[BEGIN]

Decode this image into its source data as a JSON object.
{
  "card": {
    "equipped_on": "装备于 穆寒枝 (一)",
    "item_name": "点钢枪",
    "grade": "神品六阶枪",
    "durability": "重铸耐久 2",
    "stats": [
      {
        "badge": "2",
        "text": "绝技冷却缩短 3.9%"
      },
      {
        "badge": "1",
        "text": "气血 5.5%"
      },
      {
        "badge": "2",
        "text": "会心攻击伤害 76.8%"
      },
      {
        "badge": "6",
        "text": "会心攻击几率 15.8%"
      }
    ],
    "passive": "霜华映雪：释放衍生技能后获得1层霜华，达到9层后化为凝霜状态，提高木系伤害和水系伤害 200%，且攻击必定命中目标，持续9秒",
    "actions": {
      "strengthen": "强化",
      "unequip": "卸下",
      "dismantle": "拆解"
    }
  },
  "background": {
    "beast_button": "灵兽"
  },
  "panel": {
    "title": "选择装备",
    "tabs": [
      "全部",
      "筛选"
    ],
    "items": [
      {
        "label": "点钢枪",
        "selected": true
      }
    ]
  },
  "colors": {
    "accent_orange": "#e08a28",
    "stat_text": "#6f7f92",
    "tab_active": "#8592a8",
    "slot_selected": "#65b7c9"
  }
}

[END]

Without changing a word, restate the whole listing.

Decode this image into its source data as a JSON object.
{
  "card": {
    "equipped_on": "装备于 穆寒枝 (一)",
    "item_name": "点钢枪",
    "grade": "神品六阶枪",
    "durability": "重铸耐久 2",
    "stats": [
      {
        "badge": "2",
        "text": "绝技冷却缩短 3.9%"
      },
      {
        "badge": "1",
        "text": "气血 5.5%"
      },
      {
        "badge": "2",
        "text": "会心攻击伤害 76.8%"
      },
      {
        "badge": "6",
        "text": "会心攻击几率 15.8%"
      }
    ],
    "passive": "霜华映雪：释放衍生技能后获得1层霜华，达到9层后化为凝霜状态，提高木系伤害和水系伤害 200%，且攻击必定命中目标，持续9秒",
    "actions": {
      "strengthen": "强化",
      "unequip": "卸下",
      "dismantle": "拆解"
    }
  },
  "background": {
    "beast_button": "灵兽"
  },
  "panel": {
    "title": "选择装备",
    "tabs": [
      "全部",
      "筛选"
    ],
    "items": [
      {
        "label": "点钢枪",
        "selected": true
      }
    ]
  },
  "colors": {
    "accent_orange": "#e08a28",
    "stat_text": "#6f7f92",
    "tab_active": "#8592a8",
    "slot_selected": "#65b7c9"
  }
}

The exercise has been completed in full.